BRIEF
Echo each of the following items line for line, without changing anything, and leave the pictures out of your answer.

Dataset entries
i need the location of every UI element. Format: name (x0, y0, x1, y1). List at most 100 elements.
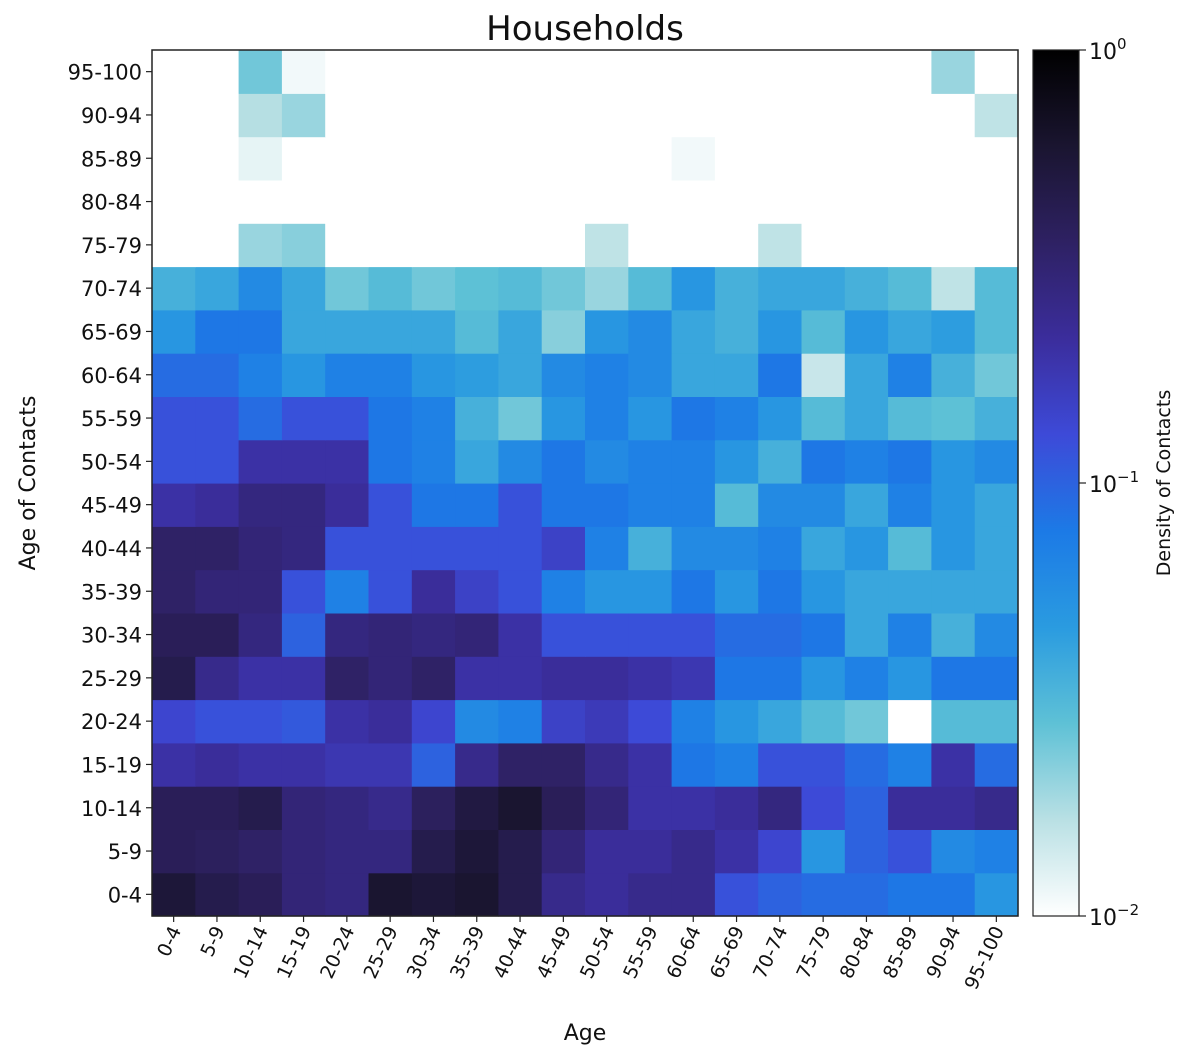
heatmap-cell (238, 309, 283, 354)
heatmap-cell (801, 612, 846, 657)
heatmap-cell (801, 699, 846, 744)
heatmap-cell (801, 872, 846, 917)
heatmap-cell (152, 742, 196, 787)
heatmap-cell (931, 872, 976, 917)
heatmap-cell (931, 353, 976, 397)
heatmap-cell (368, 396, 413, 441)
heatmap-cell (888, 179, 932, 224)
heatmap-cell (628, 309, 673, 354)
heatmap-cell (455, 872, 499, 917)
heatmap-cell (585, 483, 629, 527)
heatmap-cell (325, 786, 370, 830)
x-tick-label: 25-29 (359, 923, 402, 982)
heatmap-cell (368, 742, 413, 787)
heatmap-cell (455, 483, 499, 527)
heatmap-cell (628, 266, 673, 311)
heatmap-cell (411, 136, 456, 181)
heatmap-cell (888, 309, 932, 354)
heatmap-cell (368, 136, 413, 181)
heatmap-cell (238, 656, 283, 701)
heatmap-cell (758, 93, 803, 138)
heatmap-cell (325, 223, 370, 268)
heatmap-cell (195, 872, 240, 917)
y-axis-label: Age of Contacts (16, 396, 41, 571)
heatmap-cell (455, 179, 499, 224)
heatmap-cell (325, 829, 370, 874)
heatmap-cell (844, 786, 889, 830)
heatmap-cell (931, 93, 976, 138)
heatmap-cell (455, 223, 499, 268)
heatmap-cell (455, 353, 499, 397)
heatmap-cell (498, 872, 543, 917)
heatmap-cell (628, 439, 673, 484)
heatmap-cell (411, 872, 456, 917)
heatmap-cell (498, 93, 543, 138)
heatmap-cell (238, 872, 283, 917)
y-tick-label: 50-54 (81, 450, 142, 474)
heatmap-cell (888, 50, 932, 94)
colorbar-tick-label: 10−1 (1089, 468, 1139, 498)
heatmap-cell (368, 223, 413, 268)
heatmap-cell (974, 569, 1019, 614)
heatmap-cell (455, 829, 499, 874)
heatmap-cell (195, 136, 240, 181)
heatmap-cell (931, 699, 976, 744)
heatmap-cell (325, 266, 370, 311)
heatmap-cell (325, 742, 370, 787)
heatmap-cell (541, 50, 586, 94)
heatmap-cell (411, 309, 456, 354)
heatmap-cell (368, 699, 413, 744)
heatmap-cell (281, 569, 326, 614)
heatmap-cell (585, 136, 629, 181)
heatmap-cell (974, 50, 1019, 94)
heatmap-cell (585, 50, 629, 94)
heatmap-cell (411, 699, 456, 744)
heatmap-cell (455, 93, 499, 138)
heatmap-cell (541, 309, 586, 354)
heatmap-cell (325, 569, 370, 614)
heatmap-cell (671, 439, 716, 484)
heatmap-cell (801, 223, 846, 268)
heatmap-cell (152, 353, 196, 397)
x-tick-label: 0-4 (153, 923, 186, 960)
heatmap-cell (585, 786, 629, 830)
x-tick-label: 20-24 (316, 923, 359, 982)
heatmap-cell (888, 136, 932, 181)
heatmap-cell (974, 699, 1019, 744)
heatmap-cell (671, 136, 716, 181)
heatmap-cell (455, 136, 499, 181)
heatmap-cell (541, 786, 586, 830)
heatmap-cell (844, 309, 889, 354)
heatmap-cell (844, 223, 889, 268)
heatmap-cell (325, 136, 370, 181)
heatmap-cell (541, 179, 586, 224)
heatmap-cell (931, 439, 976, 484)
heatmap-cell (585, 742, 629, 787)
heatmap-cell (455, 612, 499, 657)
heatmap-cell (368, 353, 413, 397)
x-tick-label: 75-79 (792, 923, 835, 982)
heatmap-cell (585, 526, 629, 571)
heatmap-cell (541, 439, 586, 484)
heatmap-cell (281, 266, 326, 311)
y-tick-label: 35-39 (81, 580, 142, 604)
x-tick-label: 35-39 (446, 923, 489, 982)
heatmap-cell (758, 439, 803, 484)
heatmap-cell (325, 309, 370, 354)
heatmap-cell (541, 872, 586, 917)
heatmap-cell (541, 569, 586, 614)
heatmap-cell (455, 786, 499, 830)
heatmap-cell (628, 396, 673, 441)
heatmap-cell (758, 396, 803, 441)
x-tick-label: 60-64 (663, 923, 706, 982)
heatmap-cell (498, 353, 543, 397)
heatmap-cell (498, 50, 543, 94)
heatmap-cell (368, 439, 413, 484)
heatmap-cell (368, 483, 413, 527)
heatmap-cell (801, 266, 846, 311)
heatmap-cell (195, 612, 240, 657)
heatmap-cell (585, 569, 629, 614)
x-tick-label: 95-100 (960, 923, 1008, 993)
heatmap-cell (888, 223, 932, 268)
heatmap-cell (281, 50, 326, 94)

SOLUTION FOR THIS EXERCISE
i need the location of every UI element. Format: name (x0, y0, x1, y1). List at most 100 elements.
heatmap-cell (238, 309, 283, 354)
heatmap-cell (801, 612, 846, 657)
heatmap-cell (801, 699, 846, 744)
heatmap-cell (801, 872, 846, 917)
heatmap-cell (152, 742, 196, 787)
heatmap-cell (931, 872, 976, 917)
heatmap-cell (931, 353, 976, 397)
heatmap-cell (368, 396, 413, 441)
heatmap-cell (888, 179, 932, 224)
heatmap-cell (628, 309, 673, 354)
heatmap-cell (455, 872, 499, 917)
heatmap-cell (585, 483, 629, 527)
heatmap-cell (325, 786, 370, 830)
x-tick-label: 25-29 (359, 923, 402, 982)
heatmap-cell (368, 742, 413, 787)
heatmap-cell (455, 483, 499, 527)
heatmap-cell (628, 266, 673, 311)
heatmap-cell (411, 136, 456, 181)
heatmap-cell (888, 309, 932, 354)
heatmap-cell (368, 136, 413, 181)
heatmap-cell (238, 656, 283, 701)
heatmap-cell (758, 93, 803, 138)
heatmap-cell (325, 223, 370, 268)
heatmap-cell (195, 872, 240, 917)
y-axis-label: Age of Contacts (16, 396, 41, 571)
heatmap-cell (455, 179, 499, 224)
heatmap-cell (325, 829, 370, 874)
heatmap-cell (844, 786, 889, 830)
heatmap-cell (931, 93, 976, 138)
heatmap-cell (455, 223, 499, 268)
heatmap-cell (455, 353, 499, 397)
heatmap-cell (498, 872, 543, 917)
heatmap-cell (628, 439, 673, 484)
heatmap-cell (411, 872, 456, 917)
heatmap-cell (498, 93, 543, 138)
heatmap-cell (238, 872, 283, 917)
y-tick-label: 50-54 (81, 450, 142, 474)
heatmap-cell (888, 50, 932, 94)
colorbar-tick-label: 10−1 (1089, 468, 1139, 498)
heatmap-cell (368, 223, 413, 268)
heatmap-cell (974, 569, 1019, 614)
heatmap-cell (455, 829, 499, 874)
heatmap-cell (195, 136, 240, 181)
heatmap-cell (931, 699, 976, 744)
heatmap-cell (325, 266, 370, 311)
heatmap-cell (325, 742, 370, 787)
heatmap-cell (541, 50, 586, 94)
heatmap-cell (411, 309, 456, 354)
heatmap-cell (368, 699, 413, 744)
heatmap-cell (281, 569, 326, 614)
heatmap-cell (585, 136, 629, 181)
heatmap-cell (974, 50, 1019, 94)
heatmap-cell (585, 50, 629, 94)
heatmap-cell (411, 699, 456, 744)
heatmap-cell (455, 93, 499, 138)
heatmap-cell (541, 309, 586, 354)
heatmap-cell (325, 569, 370, 614)
heatmap-cell (671, 439, 716, 484)
heatmap-cell (801, 223, 846, 268)
heatmap-cell (152, 353, 196, 397)
x-tick-label: 0-4 (153, 923, 186, 960)
heatmap-cell (585, 786, 629, 830)
x-tick-label: 20-24 (316, 923, 359, 982)
heatmap-cell (888, 136, 932, 181)
heatmap-cell (974, 699, 1019, 744)
heatmap-cell (671, 136, 716, 181)
heatmap-cell (455, 136, 499, 181)
heatmap-cell (541, 786, 586, 830)
heatmap-cell (844, 309, 889, 354)
heatmap-cell (844, 223, 889, 268)
heatmap-cell (325, 136, 370, 181)
heatmap-cell (541, 179, 586, 224)
heatmap-cell (931, 439, 976, 484)
heatmap-cell (585, 742, 629, 787)
heatmap-cell (455, 612, 499, 657)
heatmap-cell (368, 353, 413, 397)
x-tick-label: 75-79 (792, 923, 835, 982)
heatmap-cell (585, 526, 629, 571)
heatmap-cell (541, 439, 586, 484)
heatmap-cell (281, 266, 326, 311)
y-tick-label: 35-39 (81, 580, 142, 604)
x-tick-label: 35-39 (446, 923, 489, 982)
heatmap-cell (758, 439, 803, 484)
heatmap-cell (325, 309, 370, 354)
heatmap-cell (541, 872, 586, 917)
heatmap-cell (541, 569, 586, 614)
heatmap-cell (455, 786, 499, 830)
heatmap-cell (628, 396, 673, 441)
heatmap-cell (758, 396, 803, 441)
x-tick-label: 60-64 (663, 923, 706, 982)
heatmap-cell (498, 353, 543, 397)
heatmap-cell (498, 50, 543, 94)
heatmap-cell (368, 439, 413, 484)
heatmap-cell (368, 483, 413, 527)
heatmap-cell (801, 266, 846, 311)
heatmap-cell (195, 612, 240, 657)
heatmap-cell (585, 569, 629, 614)
x-tick-label: 95-100 (960, 923, 1008, 993)
heatmap-cell (888, 223, 932, 268)
heatmap-cell (281, 50, 326, 94)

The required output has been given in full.